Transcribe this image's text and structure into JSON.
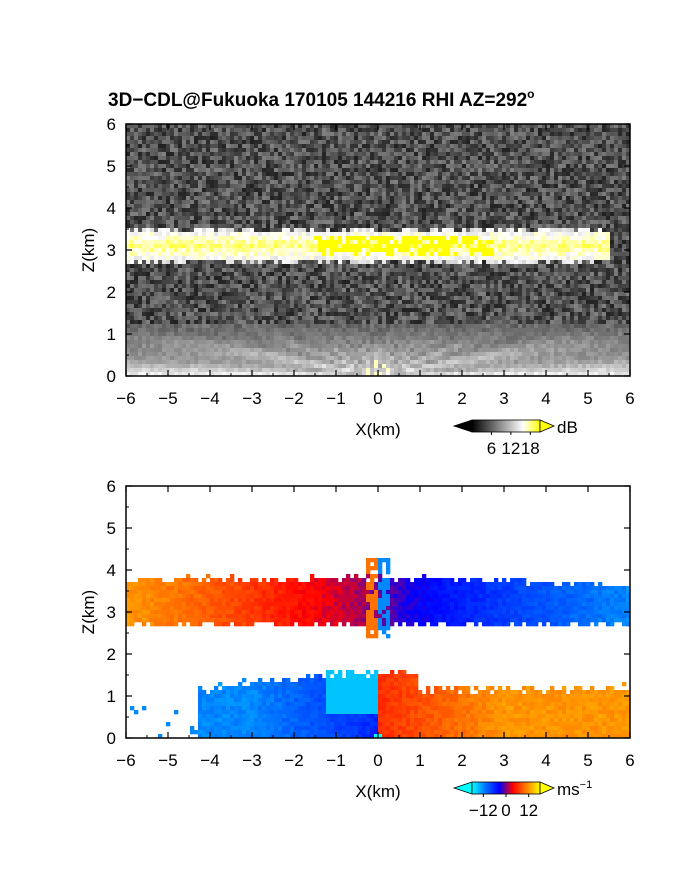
{
  "figure": {
    "title": "3D−CDL@Fukuoka 170105 144216 RHI AZ=292",
    "title_degree": "o"
  },
  "chart_data": [
    {
      "type": "heatmap",
      "name": "reflectivity",
      "xlabel": "X(km)",
      "ylabel": "Z(km)",
      "xlim": [
        -6,
        6
      ],
      "ylim": [
        0,
        6
      ],
      "xticks": [
        -6,
        -5,
        -4,
        -3,
        -2,
        -1,
        0,
        1,
        2,
        3,
        4,
        5,
        6
      ],
      "yticks": [
        0,
        1,
        2,
        3,
        4,
        5,
        6
      ],
      "colormap": {
        "colors": [
          "#000000",
          "#555555",
          "#aaaaaa",
          "#ffffff",
          "#ffff00"
        ],
        "ticks": [
          6,
          12,
          18
        ],
        "range": [
          0,
          21
        ],
        "unit": "dB"
      },
      "layers": [
        {
          "x_range": [
            -5.6,
            4.6
          ],
          "z_center": 3.1,
          "thickness": 0.55,
          "value": 13,
          "saturated_x": [
            -1.5,
            2.8
          ]
        },
        {
          "x_range": [
            -6.0,
            6.0
          ],
          "z_center": 0.6,
          "thickness": 1.0,
          "value": 10,
          "source_x": 0.0
        }
      ],
      "grid": false,
      "legend_position": "bottom-right"
    },
    {
      "type": "heatmap",
      "name": "doppler_velocity",
      "xlabel": "X(km)",
      "ylabel": "Z(km)",
      "xlim": [
        -6,
        6
      ],
      "ylim": [
        0,
        6
      ],
      "xticks": [
        -6,
        -5,
        -4,
        -3,
        -2,
        -1,
        0,
        1,
        2,
        3,
        4,
        5,
        6
      ],
      "yticks": [
        0,
        1,
        2,
        3,
        4,
        5,
        6
      ],
      "colormap": {
        "colors": [
          "#00ffff",
          "#0070ff",
          "#0000ff",
          "#ff0000",
          "#ff8000",
          "#ffff00"
        ],
        "ticks": [
          -12,
          0,
          12
        ],
        "range": [
          -18,
          18
        ],
        "unit": "ms",
        "unit_exponent": "−1"
      },
      "layers": [
        {
          "x_range": [
            -6.0,
            6.0
          ],
          "z_range": [
            2.7,
            3.8
          ],
          "velocity_left": 12,
          "velocity_right": -12
        },
        {
          "x_range": [
            -4.3,
            6.0
          ],
          "z_range": [
            0.0,
            1.6
          ],
          "velocity_left": -12,
          "velocity_right": 12
        }
      ],
      "grid": false,
      "legend_position": "bottom-right"
    }
  ]
}
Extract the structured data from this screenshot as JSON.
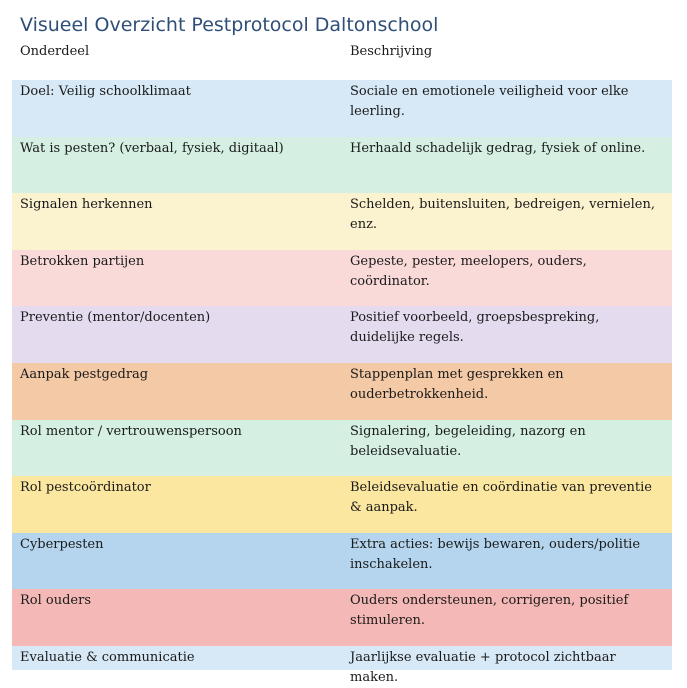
{
  "title": "Visueel Overzicht Pestprotocol Daltonschool",
  "headers": {
    "left": "Onderdeel",
    "right": "Beschrijving"
  },
  "rows": [
    {
      "part": "Doel: Veilig schoolklimaat",
      "description": "Sociale en emotionele veiligheid voor elke leerling.",
      "color": "#d7e8f6"
    },
    {
      "part": "Wat is pesten? (verbaal, fysiek, digitaal)",
      "description": "Herhaald schadelijk gedrag, fysiek of online.",
      "color": "#d5f0e2"
    },
    {
      "part": "Signalen herkennen",
      "description": "Schelden, buitensluiten, bedreigen, vernielen, enz.",
      "color": "#fbf2d0"
    },
    {
      "part": "Betrokken partijen",
      "description": "Gepeste, pester, meelopers, ouders, coördinator.",
      "color": "#f9dad9"
    },
    {
      "part": "Preventie (mentor/docenten)",
      "description": "Positief voorbeeld, groepsbespreking, duidelijke regels.",
      "color": "#e4dbef"
    },
    {
      "part": "Aanpak pestgedrag",
      "description": "Stappenplan met gesprekken en ouderbetrokkenheid.",
      "color": "#f3c9a6"
    },
    {
      "part": "Rol mentor / vertrouwenspersoon",
      "description": "Signalering, begeleiding, nazorg en beleidsevaluatie.",
      "color": "#d5f0e2"
    },
    {
      "part": "Rol pestcoördinator",
      "description": "Beleidsevaluatie en coördinatie van preventie & aanpak.",
      "color": "#fbe7a0"
    },
    {
      "part": "Cyberpesten",
      "description": "Extra acties: bewijs bewaren, ouders/politie inschakelen.",
      "color": "#b4d5ed"
    },
    {
      "part": "Rol ouders",
      "description": "Ouders ondersteunen, corrigeren, positief stimuleren.",
      "color": "#f4b8b6"
    },
    {
      "part": "Evaluatie & communicatie",
      "description": "Jaarlijkse evaluatie + protocol zichtbaar maken.",
      "color": "#d7e8f6"
    }
  ]
}
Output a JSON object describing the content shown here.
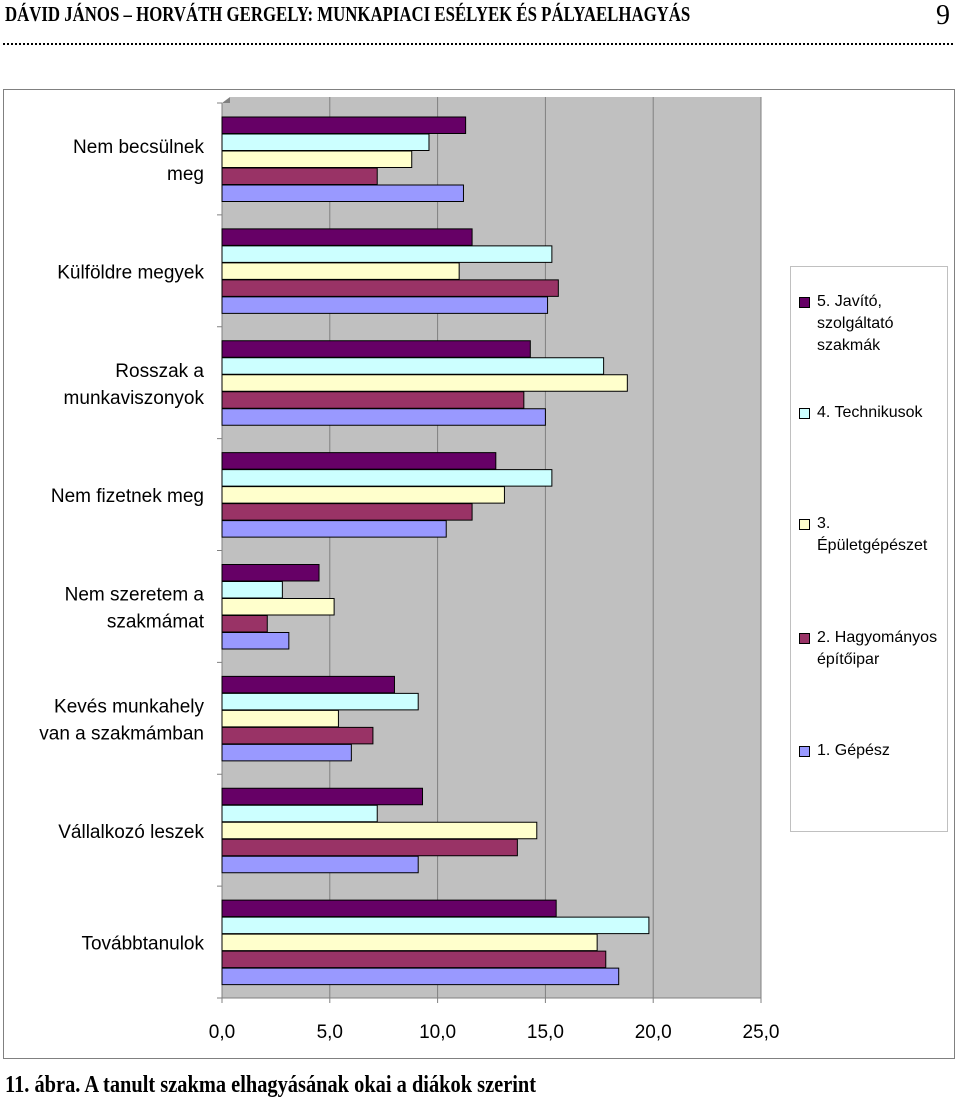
{
  "header": {
    "title": "DÁVID JÁNOS – HORVÁTH GERGELY: MUNKAPIACI ESÉLYEK ÉS PÁLYAELHAGYÁS",
    "page_number": "9"
  },
  "caption": "11. ábra. A tanult szakma elhagyásának okai a diákok szerint",
  "colors": {
    "plot_background": "#c0c0c0",
    "gridline": "#808080",
    "series": [
      "#660066",
      "#ccffff",
      "#ffffcc",
      "#993366",
      "#9999ff"
    ]
  },
  "chart_data": {
    "type": "bar",
    "orientation": "horizontal",
    "categories": [
      [
        "Nem becsülnek",
        "meg"
      ],
      [
        "Külföldre megyek"
      ],
      [
        "Rosszak a",
        "munkaviszonyok"
      ],
      [
        "Nem fizetnek meg"
      ],
      [
        "Nem szeretem a",
        "szakmámat"
      ],
      [
        "Kevés munkahely",
        "van a szakmámban"
      ],
      [
        "Vállalkozó leszek"
      ],
      [
        "Továbbtanulok"
      ]
    ],
    "series": [
      {
        "name": "5. Javító, szolgáltató szakmák",
        "legend_lines": [
          "5. Javító,",
          "szolgáltató",
          "szakmák"
        ],
        "values": [
          11.3,
          11.6,
          14.3,
          12.7,
          4.5,
          8.0,
          9.3,
          15.5
        ]
      },
      {
        "name": "4. Technikusok",
        "legend_lines": [
          "4. Technikusok"
        ],
        "values": [
          9.6,
          15.3,
          17.7,
          15.3,
          2.8,
          9.1,
          7.2,
          19.8
        ]
      },
      {
        "name": "3. Épületgépészet",
        "legend_lines": [
          "3.",
          "Épületgépészet"
        ],
        "values": [
          8.8,
          11.0,
          18.8,
          13.1,
          5.2,
          5.4,
          14.6,
          17.4
        ]
      },
      {
        "name": "2. Hagyományos építőipar",
        "legend_lines": [
          "2. Hagyományos",
          "építőipar"
        ],
        "values": [
          7.2,
          15.6,
          14.0,
          11.6,
          2.1,
          7.0,
          13.7,
          17.8
        ]
      },
      {
        "name": "1. Gépész",
        "legend_lines": [
          "1. Gépész"
        ],
        "values": [
          11.2,
          15.1,
          15.0,
          10.4,
          3.1,
          6.0,
          9.1,
          18.4
        ]
      }
    ],
    "xlim": [
      0,
      25
    ],
    "xticks": [
      0,
      5,
      10,
      15,
      20,
      25
    ],
    "xtick_labels": [
      "0,0",
      "5,0",
      "10,0",
      "15,0",
      "20,0",
      "25,0"
    ],
    "grid": true,
    "legend_position": "right",
    "title": "",
    "xlabel": "",
    "ylabel": ""
  }
}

======

THE TASK: Repeat the data above exactly, but not the pictures.

EXERCISE RESPONSE:
Transcribe this image's text and structure into JSON.
{
  "figure": {
    "title": "3D−CDL@Fukuoka 170105 144216 RHI AZ=292",
    "title_degree": "o"
  },
  "chart_data": [
    {
      "type": "heatmap",
      "name": "reflectivity",
      "xlabel": "X(km)",
      "ylabel": "Z(km)",
      "xlim": [
        -6,
        6
      ],
      "ylim": [
        0,
        6
      ],
      "xticks": [
        -6,
        -5,
        -4,
        -3,
        -2,
        -1,
        0,
        1,
        2,
        3,
        4,
        5,
        6
      ],
      "yticks": [
        0,
        1,
        2,
        3,
        4,
        5,
        6
      ],
      "colormap": {
        "colors": [
          "#000000",
          "#555555",
          "#aaaaaa",
          "#ffffff",
          "#ffff00"
        ],
        "ticks": [
          6,
          12,
          18
        ],
        "range": [
          0,
          21
        ],
        "unit": "dB"
      },
      "layers": [
        {
          "x_range": [
            -5.6,
            4.6
          ],
          "z_center": 3.1,
          "thickness": 0.55,
          "value": 13,
          "saturated_x": [
            -1.5,
            2.8
          ]
        },
        {
          "x_range": [
            -6.0,
            6.0
          ],
          "z_center": 0.6,
          "thickness": 1.0,
          "value": 10,
          "source_x": 0.0
        }
      ],
      "grid": false,
      "legend_position": "bottom-right"
    },
    {
      "type": "heatmap",
      "name": "doppler_velocity",
      "xlabel": "X(km)",
      "ylabel": "Z(km)",
      "xlim": [
        -6,
        6
      ],
      "ylim": [
        0,
        6
      ],
      "xticks": [
        -6,
        -5,
        -4,
        -3,
        -2,
        -1,
        0,
        1,
        2,
        3,
        4,
        5,
        6
      ],
      "yticks": [
        0,
        1,
        2,
        3,
        4,
        5,
        6
      ],
      "colormap": {
        "colors": [
          "#00ffff",
          "#0070ff",
          "#0000ff",
          "#ff0000",
          "#ff8000",
          "#ffff00"
        ],
        "ticks": [
          -12,
          0,
          12
        ],
        "range": [
          -18,
          18
        ],
        "unit": "ms",
        "unit_exponent": "−1"
      },
      "layers": [
        {
          "x_range": [
            -6.0,
            6.0
          ],
          "z_range": [
            2.7,
            3.8
          ],
          "velocity_left": 12,
          "velocity_right": -12
        },
        {
          "x_range": [
            -4.3,
            6.0
          ],
          "z_range": [
            0.0,
            1.6
          ],
          "velocity_left": -12,
          "velocity_right": 12
        }
      ],
      "grid": false,
      "legend_position": "bottom-right"
    }
  ]
}
Extract the structured data from this screenshot as JSON.
{
  "title": "Visueel Overzicht Pestprotocol Daltonschool",
  "headers": {
    "left": "Onderdeel",
    "right": "Beschrijving"
  },
  "rows": [
    {
      "part": "Doel: Veilig schoolklimaat",
      "description": "Sociale en emotionele veiligheid voor elke leerling.",
      "color": "#d7e8f6"
    },
    {
      "part": "Wat is pesten? (verbaal, fysiek, digitaal)",
      "description": "Herhaald schadelijk gedrag, fysiek of online.",
      "color": "#d5f0e2"
    },
    {
      "part": "Signalen herkennen",
      "description": "Schelden, buitensluiten, bedreigen, vernielen, enz.",
      "color": "#fbf2d0"
    },
    {
      "part": "Betrokken partijen",
      "description": "Gepeste, pester, meelopers, ouders, coördinator.",
      "color": "#f9dad9"
    },
    {
      "part": "Preventie (mentor/docenten)",
      "description": "Positief voorbeeld, groepsbespreking, duidelijke regels.",
      "color": "#e4dbef"
    },
    {
      "part": "Aanpak pestgedrag",
      "description": "Stappenplan met gesprekken en ouderbetrokkenheid.",
      "color": "#f3c9a6"
    },
    {
      "part": "Rol mentor / vertrouwenspersoon",
      "description": "Signalering, begeleiding, nazorg en beleidsevaluatie.",
      "color": "#d5f0e2"
    },
    {
      "part": "Rol pestcoördinator",
      "description": "Beleidsevaluatie en coördinatie van preventie & aanpak.",
      "color": "#fbe7a0"
    },
    {
      "part": "Cyberpesten",
      "description": "Extra acties: bewijs bewaren, ouders/politie inschakelen.",
      "color": "#b4d5ed"
    },
    {
      "part": "Rol ouders",
      "description": "Ouders ondersteunen, corrigeren, positief stimuleren.",
      "color": "#f4b8b6"
    },
    {
      "part": "Evaluatie & communicatie",
      "description": "Jaarlijkse evaluatie + protocol zichtbaar maken.",
      "color": "#d7e8f6"
    }
  ]
}
Output a JSON object describing the content shown here.
{
  "header": {
    "title": "DÁVID JÁNOS – HORVÁTH GERGELY: MUNKAPIACI ESÉLYEK ÉS PÁLYAELHAGYÁS",
    "page_number": "9"
  },
  "caption": "11. ábra. A tanult szakma elhagyásának okai a diákok szerint",
  "colors": {
    "plot_background": "#c0c0c0",
    "gridline": "#808080",
    "series": [
      "#660066",
      "#ccffff",
      "#ffffcc",
      "#993366",
      "#9999ff"
    ]
  },
  "chart_data": {
    "type": "bar",
    "orientation": "horizontal",
    "categories": [
      [
        "Nem becsülnek",
        "meg"
      ],
      [
        "Külföldre megyek"
      ],
      [
        "Rosszak a",
        "munkaviszonyok"
      ],
      [
        "Nem fizetnek meg"
      ],
      [
        "Nem szeretem a",
        "szakmámat"
      ],
      [
        "Kevés munkahely",
        "van a szakmámban"
      ],
      [
        "Vállalkozó leszek"
      ],
      [
        "Továbbtanulok"
      ]
    ],
    "series": [
      {
        "name": "5. Javító, szolgáltató szakmák",
        "legend_lines": [
          "5. Javító,",
          "szolgáltató",
          "szakmák"
        ],
        "values": [
          11.3,
          11.6,
          14.3,
          12.7,
          4.5,
          8.0,
          9.3,
          15.5
        ]
      },
      {
        "name": "4. Technikusok",
        "legend_lines": [
          "4. Technikusok"
        ],
        "values": [
          9.6,
          15.3,
          17.7,
          15.3,
          2.8,
          9.1,
          7.2,
          19.8
        ]
      },
      {
        "name": "3. Épületgépészet",
        "legend_lines": [
          "3.",
          "Épületgépészet"
        ],
        "values": [
          8.8,
          11.0,
          18.8,
          13.1,
          5.2,
          5.4,
          14.6,
          17.4
        ]
      },
      {
        "name": "2. Hagyományos építőipar",
        "legend_lines": [
          "2. Hagyományos",
          "építőipar"
        ],
        "values": [
          7.2,
          15.6,
          14.0,
          11.6,
          2.1,
          7.0,
          13.7,
          17.8
        ]
      },
      {
        "name": "1. Gépész",
        "legend_lines": [
          "1. Gépész"
        ],
        "values": [
          11.2,
          15.1,
          15.0,
          10.4,
          3.1,
          6.0,
          9.1,
          18.4
        ]
      }
    ],
    "xlim": [
      0,
      25
    ],
    "xticks": [
      0,
      5,
      10,
      15,
      20,
      25
    ],
    "xtick_labels": [
      "0,0",
      "5,0",
      "10,0",
      "15,0",
      "20,0",
      "25,0"
    ],
    "grid": true,
    "legend_position": "right",
    "title": "",
    "xlabel": "",
    "ylabel": ""
  }
}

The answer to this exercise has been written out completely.